Dont quote me on this but I think you're supposed to stand him up next to a wall and measure max height from the withers. Which I think is the very tip top of the front leg shoulder blade bone. Dont measure from top of his head. 

I give my girl 3 cups of kibble a day with about a 1/4th serving of your standard sized wet food. She's on the smaller side, which I really like! Only 60lbs at a year now. Yours being DDR lineage I'm sure will be much larger at maturity. What others have said about ribs and what not is great advice. 

Hows his temperament? DDRs are so chill and relaxed. Nothing phases them!


----------



## Jenny720 (Nov 21, 2014)

He looks real good it’s kind of hard to see. Beautiful photos! The rule I think as mentioned to see or easily feel the last two ribs. Taking a photo at level and one standing above the dog to see the waist. Weight varies on height , confirmation , bone. My asl male a is 4 years old and is 84lbs or maybe even more very tall muscular he is neutered. He was 70lbs at seven months. Then weight to put on slowed down - it was 10lbs per month until then. I feed him three cups a day either Fromm or victor with toppers. My wgsl female is two years old 65lbs and eats the same. Both in great shape- my female still has the lanky teenage body. With almost two acres to run on daily which they do tire each other out on a daily steady basis and that is not including my outings which are not always daily. My ddr gsd had thick bone -massive giant head and yes he was super steady calm. he put on weight very easily and was intact his confirmation was different - more stockier type of gsd his healthy weight was 90lbs he could easily creep up and had to 100lb if not careful as he aged.


----------



## dojoson41 (Oct 14, 2018)

→ Exercise task A
According to the forum thread, from what point should a dog's height be measured?
→ Exercise task B
Summarize the forum thread in two sentences.
→ Exercise task C
In one or two sentences, explain why the forum thread says the owner of the DDR dog had to be careful about his weight.

→ Collected material
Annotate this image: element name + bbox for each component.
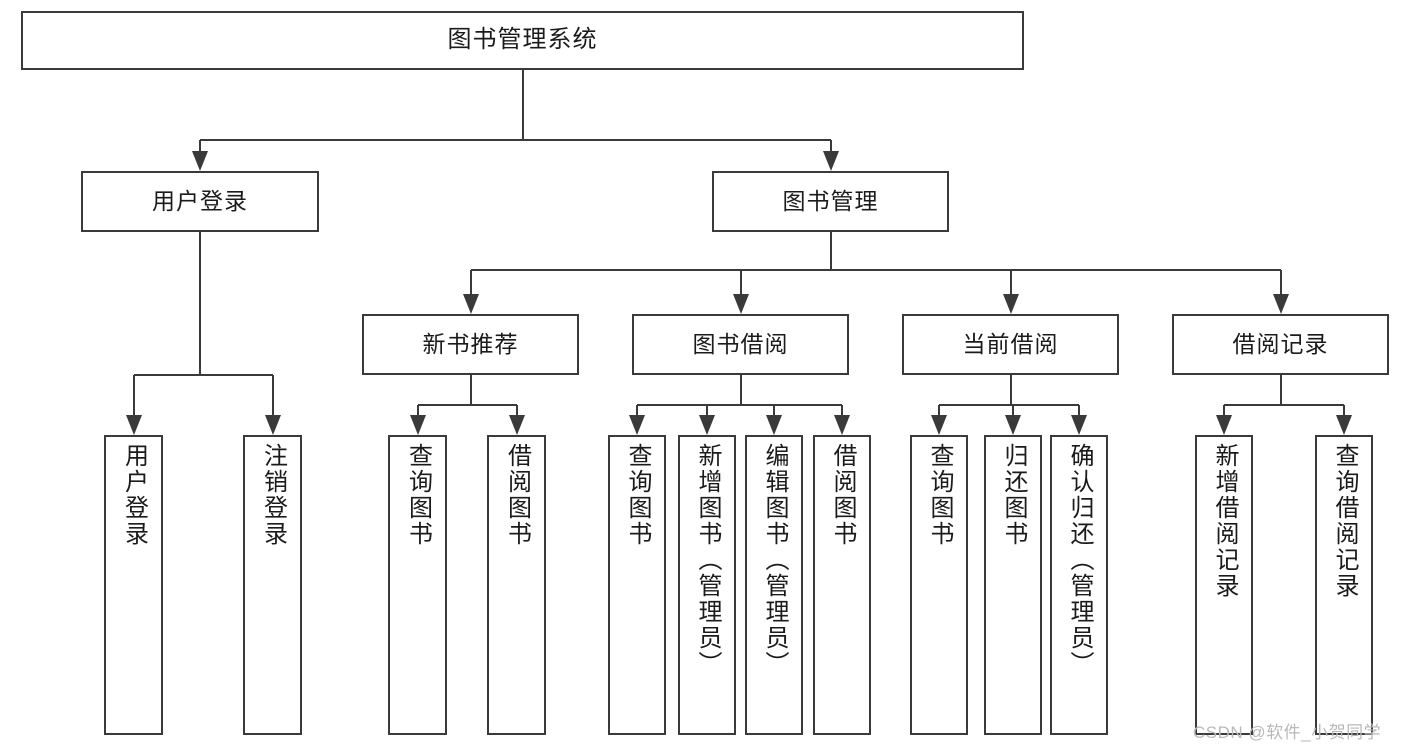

→ Written response A
From the withers, which the poster believes is the very top of the front leg's shoulder blade, not from the top of the head.

→ Written response B
Posters explain that a dog's height is measured from the withers and that healthy weight can be checked by seeing or feeling the last two ribs and looking at the waist. They describe their own dogs' weights and diets of about three cups a day, and note that DDR-line dogs tend to be larger, heavier-boned and calm.

→ Written response C
That dog put on weight very easily. Although his healthy weight was 90 lbs, it could creep up to 100 lbs as he aged if his owner was not careful.